**YOUR TASK:**
Copy out every line of the data that follows, exactly.

(Dataset excerpts)

● ● ● ● ●

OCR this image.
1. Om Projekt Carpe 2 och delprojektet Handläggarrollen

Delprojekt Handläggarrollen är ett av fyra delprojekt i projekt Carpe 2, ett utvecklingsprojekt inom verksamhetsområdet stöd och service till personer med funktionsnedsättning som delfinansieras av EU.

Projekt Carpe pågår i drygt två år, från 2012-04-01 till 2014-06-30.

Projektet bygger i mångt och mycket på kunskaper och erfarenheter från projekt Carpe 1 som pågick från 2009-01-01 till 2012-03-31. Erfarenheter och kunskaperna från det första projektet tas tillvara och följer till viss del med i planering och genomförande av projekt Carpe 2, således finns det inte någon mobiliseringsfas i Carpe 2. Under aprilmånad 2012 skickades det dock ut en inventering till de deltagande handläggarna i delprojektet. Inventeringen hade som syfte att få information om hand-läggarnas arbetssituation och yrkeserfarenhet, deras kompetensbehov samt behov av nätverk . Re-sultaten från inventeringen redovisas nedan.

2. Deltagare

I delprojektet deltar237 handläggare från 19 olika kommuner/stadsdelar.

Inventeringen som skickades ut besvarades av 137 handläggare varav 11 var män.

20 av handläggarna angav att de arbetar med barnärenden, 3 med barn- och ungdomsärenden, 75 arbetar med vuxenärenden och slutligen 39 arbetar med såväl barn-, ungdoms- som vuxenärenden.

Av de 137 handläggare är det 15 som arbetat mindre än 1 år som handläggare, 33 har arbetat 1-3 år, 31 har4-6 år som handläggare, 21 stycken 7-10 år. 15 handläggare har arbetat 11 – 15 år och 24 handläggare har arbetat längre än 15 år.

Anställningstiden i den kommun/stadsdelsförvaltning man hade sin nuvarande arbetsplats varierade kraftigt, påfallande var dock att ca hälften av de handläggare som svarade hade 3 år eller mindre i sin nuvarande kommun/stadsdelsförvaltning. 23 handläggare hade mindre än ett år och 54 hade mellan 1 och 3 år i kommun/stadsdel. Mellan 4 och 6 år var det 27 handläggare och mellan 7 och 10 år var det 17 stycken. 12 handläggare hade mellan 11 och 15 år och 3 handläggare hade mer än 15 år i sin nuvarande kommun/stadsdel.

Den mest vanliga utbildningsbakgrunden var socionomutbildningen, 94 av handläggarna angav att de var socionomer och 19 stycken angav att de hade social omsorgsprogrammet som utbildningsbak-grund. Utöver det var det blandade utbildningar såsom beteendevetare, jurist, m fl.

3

● ● ● ● ●

**RESPONSE TO THE EXERCISE:**
OCR this image.
1. Om Projekt Carpe 2 och delprojektet Handläggarrollen

Delprojekt Handläggarrollen är ett av fyra delprojekt i projekt Carpe 2, ett utvecklingsprojekt inom verksamhetsområdet stöd och service till personer med funktionsnedsättning som delfinansieras av EU.

Projekt Carpe pågår i drygt två år, från 2012-04-01 till 2014-06-30.

Projektet bygger i mångt och mycket på kunskaper och erfarenheter från projekt Carpe 1 som pågick från 2009-01-01 till 2012-03-31. Erfarenheter och kunskaperna från det första projektet tas tillvara och följer till viss del med i planering och genomförande av projekt Carpe 2, således finns det inte någon mobiliseringsfas i Carpe 2. Under aprilmånad 2012 skickades det dock ut en inventering till de deltagande handläggarna i delprojektet. Inventeringen hade som syfte att få information om hand-läggarnas arbetssituation och yrkeserfarenhet, deras kompetensbehov samt behov av nätverk . Re-sultaten från inventeringen redovisas nedan.

2. Deltagare

I delprojektet deltar237 handläggare från 19 olika kommuner/stadsdelar.

Inventeringen som skickades ut besvarades av 137 handläggare varav 11 var män.

20 av handläggarna angav att de arbetar med barnärenden, 3 med barn- och ungdomsärenden, 75 arbetar med vuxenärenden och slutligen 39 arbetar med såväl barn-, ungdoms- som vuxenärenden.

Av de 137 handläggare är det 15 som arbetat mindre än 1 år som handläggare, 33 har arbetat 1-3 år, 31 har4-6 år som handläggare, 21 stycken 7-10 år. 15 handläggare har arbetat 11 – 15 år och 24 handläggare har arbetat längre än 15 år.

Anställningstiden i den kommun/stadsdelsförvaltning man hade sin nuvarande arbetsplats varierade kraftigt, påfallande var dock att ca hälften av de handläggare som svarade hade 3 år eller mindre i sin nuvarande kommun/stadsdelsförvaltning. 23 handläggare hade mindre än ett år och 54 hade mellan 1 och 3 år i kommun/stadsdel. Mellan 4 och 6 år var det 27 handläggare och mellan 7 och 10 år var det 17 stycken. 12 handläggare hade mellan 11 och 15 år och 3 handläggare hade mer än 15 år i sin nuvarande kommun/stadsdel.

Den mest vanliga utbildningsbakgrunden var socionomutbildningen, 94 av handläggarna angav att de var socionomer och 19 stycken angav att de hade social omsorgsprogrammet som utbildningsbak-grund. Utöver det var det blandade utbildningar såsom beteendevetare, jurist, m fl.

3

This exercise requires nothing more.